GIVEN INSTRUCTION: Below is a block of records; repeat all of them exactly.

DATASET RECORDS:
** start **
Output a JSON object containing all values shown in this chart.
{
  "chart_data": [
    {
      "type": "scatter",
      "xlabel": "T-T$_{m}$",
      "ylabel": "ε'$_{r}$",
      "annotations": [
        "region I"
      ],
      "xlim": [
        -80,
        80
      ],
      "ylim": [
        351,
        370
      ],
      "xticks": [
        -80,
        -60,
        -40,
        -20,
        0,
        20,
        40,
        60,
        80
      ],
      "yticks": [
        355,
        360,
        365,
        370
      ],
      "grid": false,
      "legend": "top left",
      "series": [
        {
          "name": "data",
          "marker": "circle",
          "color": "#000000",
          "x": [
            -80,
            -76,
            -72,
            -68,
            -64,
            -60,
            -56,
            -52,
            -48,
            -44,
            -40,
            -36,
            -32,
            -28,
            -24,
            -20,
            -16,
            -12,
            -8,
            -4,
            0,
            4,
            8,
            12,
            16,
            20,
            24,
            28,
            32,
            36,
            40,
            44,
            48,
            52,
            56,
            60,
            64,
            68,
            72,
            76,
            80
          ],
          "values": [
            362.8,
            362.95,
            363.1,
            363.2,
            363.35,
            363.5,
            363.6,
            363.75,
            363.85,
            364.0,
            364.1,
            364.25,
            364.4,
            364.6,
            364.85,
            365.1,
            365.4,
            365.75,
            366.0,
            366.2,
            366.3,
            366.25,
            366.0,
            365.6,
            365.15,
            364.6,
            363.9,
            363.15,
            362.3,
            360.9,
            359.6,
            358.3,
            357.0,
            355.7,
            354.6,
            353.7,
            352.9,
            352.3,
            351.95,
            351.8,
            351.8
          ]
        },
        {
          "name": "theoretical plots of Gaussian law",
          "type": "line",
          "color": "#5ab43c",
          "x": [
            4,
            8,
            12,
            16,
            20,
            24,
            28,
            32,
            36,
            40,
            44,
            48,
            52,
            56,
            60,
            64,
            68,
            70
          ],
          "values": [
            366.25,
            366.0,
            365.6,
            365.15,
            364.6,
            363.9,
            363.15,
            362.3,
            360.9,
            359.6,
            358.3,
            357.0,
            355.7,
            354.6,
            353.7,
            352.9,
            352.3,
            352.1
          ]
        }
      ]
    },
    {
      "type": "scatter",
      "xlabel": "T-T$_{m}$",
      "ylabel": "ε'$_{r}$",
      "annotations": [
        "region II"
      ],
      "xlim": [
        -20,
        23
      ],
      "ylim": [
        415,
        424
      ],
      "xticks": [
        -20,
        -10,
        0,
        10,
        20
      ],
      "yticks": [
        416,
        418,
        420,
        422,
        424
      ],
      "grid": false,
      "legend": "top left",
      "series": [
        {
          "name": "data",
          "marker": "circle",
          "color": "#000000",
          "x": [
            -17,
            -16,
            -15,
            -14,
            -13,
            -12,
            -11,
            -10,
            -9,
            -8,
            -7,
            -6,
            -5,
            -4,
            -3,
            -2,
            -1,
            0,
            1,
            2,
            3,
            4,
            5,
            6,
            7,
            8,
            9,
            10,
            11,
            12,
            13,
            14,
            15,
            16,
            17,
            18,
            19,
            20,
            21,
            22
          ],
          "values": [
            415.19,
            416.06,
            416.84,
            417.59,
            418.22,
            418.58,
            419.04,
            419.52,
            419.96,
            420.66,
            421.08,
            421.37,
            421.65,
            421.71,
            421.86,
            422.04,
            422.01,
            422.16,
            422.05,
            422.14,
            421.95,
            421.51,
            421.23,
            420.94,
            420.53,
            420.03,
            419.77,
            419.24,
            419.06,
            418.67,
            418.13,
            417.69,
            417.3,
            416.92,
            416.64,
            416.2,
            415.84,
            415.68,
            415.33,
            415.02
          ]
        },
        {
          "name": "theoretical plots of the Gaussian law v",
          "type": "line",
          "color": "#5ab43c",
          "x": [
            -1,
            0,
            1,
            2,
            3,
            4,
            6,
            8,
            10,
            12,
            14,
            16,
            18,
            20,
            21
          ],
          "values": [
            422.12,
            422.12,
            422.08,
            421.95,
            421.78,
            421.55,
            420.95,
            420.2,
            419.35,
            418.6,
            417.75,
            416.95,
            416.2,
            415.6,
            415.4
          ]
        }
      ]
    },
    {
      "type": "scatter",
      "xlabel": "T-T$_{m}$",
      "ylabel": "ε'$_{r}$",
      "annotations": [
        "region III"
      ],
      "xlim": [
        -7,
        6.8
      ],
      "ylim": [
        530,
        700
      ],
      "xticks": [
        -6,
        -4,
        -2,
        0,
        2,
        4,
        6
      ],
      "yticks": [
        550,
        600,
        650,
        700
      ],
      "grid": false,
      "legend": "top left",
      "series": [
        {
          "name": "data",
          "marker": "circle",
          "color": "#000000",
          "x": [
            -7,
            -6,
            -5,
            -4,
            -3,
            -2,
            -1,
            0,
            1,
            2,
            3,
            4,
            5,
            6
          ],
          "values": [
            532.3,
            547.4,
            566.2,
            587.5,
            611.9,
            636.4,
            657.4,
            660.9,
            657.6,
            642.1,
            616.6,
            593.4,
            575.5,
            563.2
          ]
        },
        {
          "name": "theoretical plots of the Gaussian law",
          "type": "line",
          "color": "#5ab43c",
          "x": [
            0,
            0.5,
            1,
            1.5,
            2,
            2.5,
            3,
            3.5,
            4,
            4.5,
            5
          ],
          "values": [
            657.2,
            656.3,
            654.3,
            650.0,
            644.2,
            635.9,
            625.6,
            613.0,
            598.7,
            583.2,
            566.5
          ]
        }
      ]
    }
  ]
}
** end **
OUTPUT OF THE TASK:
Output a JSON object containing all values shown in this chart.
{
  "chart_data": [
    {
      "type": "scatter",
      "xlabel": "T-T$_{m}$",
      "ylabel": "ε'$_{r}$",
      "annotations": [
        "region I"
      ],
      "xlim": [
        -80,
        80
      ],
      "ylim": [
        351,
        370
      ],
      "xticks": [
        -80,
        -60,
        -40,
        -20,
        0,
        20,
        40,
        60,
        80
      ],
      "yticks": [
        355,
        360,
        365,
        370
      ],
      "grid": false,
      "legend": "top left",
      "series": [
        {
          "name": "data",
          "marker": "circle",
          "color": "#000000",
          "x": [
            -80,
            -76,
            -72,
            -68,
            -64,
            -60,
            -56,
            -52,
            -48,
            -44,
            -40,
            -36,
            -32,
            -28,
            -24,
            -20,
            -16,
            -12,
            -8,
            -4,
            0,
            4,
            8,
            12,
            16,
            20,
            24,
            28,
            32,
            36,
            40,
            44,
            48,
            52,
            56,
            60,
            64,
            68,
            72,
            76,
            80
          ],
          "values": [
            362.8,
            362.95,
            363.1,
            363.2,
            363.35,
            363.5,
            363.6,
            363.75,
            363.85,
            364.0,
            364.1,
            364.25,
            364.4,
            364.6,
            364.85,
            365.1,
            365.4,
            365.75,
            366.0,
            366.2,
            366.3,
            366.25,
            366.0,
            365.6,
            365.15,
            364.6,
            363.9,
            363.15,
            362.3,
            360.9,
            359.6,
            358.3,
            357.0,
            355.7,
            354.6,
            353.7,
            352.9,
            352.3,
            351.95,
            351.8,
            351.8
          ]
        },
        {
          "name": "theoretical plots of Gaussian law",
          "type": "line",
          "color": "#5ab43c",
          "x": [
            4,
            8,
            12,
            16,
            20,
            24,
            28,
            32,
            36,
            40,
            44,
            48,
            52,
            56,
            60,
            64,
            68,
            70
          ],
          "values": [
            366.25,
            366.0,
            365.6,
            365.15,
            364.6,
            363.9,
            363.15,
            362.3,
            360.9,
            359.6,
            358.3,
            357.0,
            355.7,
            354.6,
            353.7,
            352.9,
            352.3,
            352.1
          ]
        }
      ]
    },
    {
      "type": "scatter",
      "xlabel": "T-T$_{m}$",
      "ylabel": "ε'$_{r}$",
      "annotations": [
        "region II"
      ],
      "xlim": [
        -20,
        23
      ],
      "ylim": [
        415,
        424
      ],
      "xticks": [
        -20,
        -10,
        0,
        10,
        20
      ],
      "yticks": [
        416,
        418,
        420,
        422,
        424
      ],
      "grid": false,
      "legend": "top left",
      "series": [
        {
          "name": "data",
          "marker": "circle",
          "color": "#000000",
          "x": [
            -17,
            -16,
            -15,
            -14,
            -13,
            -12,
            -11,
            -10,
            -9,
            -8,
            -7,
            -6,
            -5,
            -4,
            -3,
            -2,
            -1,
            0,
            1,
            2,
            3,
            4,
            5,
            6,
            7,
            8,
            9,
            10,
            11,
            12,
            13,
            14,
            15,
            16,
            17,
            18,
            19,
            20,
            21,
            22
          ],
          "values": [
            415.19,
            416.06,
            416.84,
            417.59,
            418.22,
            418.58,
            419.04,
            419.52,
            419.96,
            420.66,
            421.08,
            421.37,
            421.65,
            421.71,
            421.86,
            422.04,
            422.01,
            422.16,
            422.05,
            422.14,
            421.95,
            421.51,
            421.23,
            420.94,
            420.53,
            420.03,
            419.77,
            419.24,
            419.06,
            418.67,
            418.13,
            417.69,
            417.3,
            416.92,
            416.64,
            416.2,
            415.84,
            415.68,
            415.33,
            415.02
          ]
        },
        {
          "name": "theoretical plots of the Gaussian law v",
          "type": "line",
          "color": "#5ab43c",
          "x": [
            -1,
            0,
            1,
            2,
            3,
            4,
            6,
            8,
            10,
            12,
            14,
            16,
            18,
            20,
            21
          ],
          "values": [
            422.12,
            422.12,
            422.08,
            421.95,
            421.78,
            421.55,
            420.95,
            420.2,
            419.35,
            418.6,
            417.75,
            416.95,
            416.2,
            415.6,
            415.4
          ]
        }
      ]
    },
    {
      "type": "scatter",
      "xlabel": "T-T$_{m}$",
      "ylabel": "ε'$_{r}$",
      "annotations": [
        "region III"
      ],
      "xlim": [
        -7,
        6.8
      ],
      "ylim": [
        530,
        700
      ],
      "xticks": [
        -6,
        -4,
        -2,
        0,
        2,
        4,
        6
      ],
      "yticks": [
        550,
        600,
        650,
        700
      ],
      "grid": false,
      "legend": "top left",
      "series": [
        {
          "name": "data",
          "marker": "circle",
          "color": "#000000",
          "x": [
            -7,
            -6,
            -5,
            -4,
            -3,
            -2,
            -1,
            0,
            1,
            2,
            3,
            4,
            5,
            6
          ],
          "values": [
            532.3,
            547.4,
            566.2,
            587.5,
            611.9,
            636.4,
            657.4,
            660.9,
            657.6,
            642.1,
            616.6,
            593.4,
            575.5,
            563.2
          ]
        },
        {
          "name": "theoretical plots of the Gaussian law",
          "type": "line",
          "color": "#5ab43c",
          "x": [
            0,
            0.5,
            1,
            1.5,
            2,
            2.5,
            3,
            3.5,
            4,
            4.5,
            5
          ],
          "values": [
            657.2,
            656.3,
            654.3,
            650.0,
            644.2,
            635.9,
            625.6,
            613.0,
            598.7,
            583.2,
            566.5
          ]
        }
      ]
    }
  ]
}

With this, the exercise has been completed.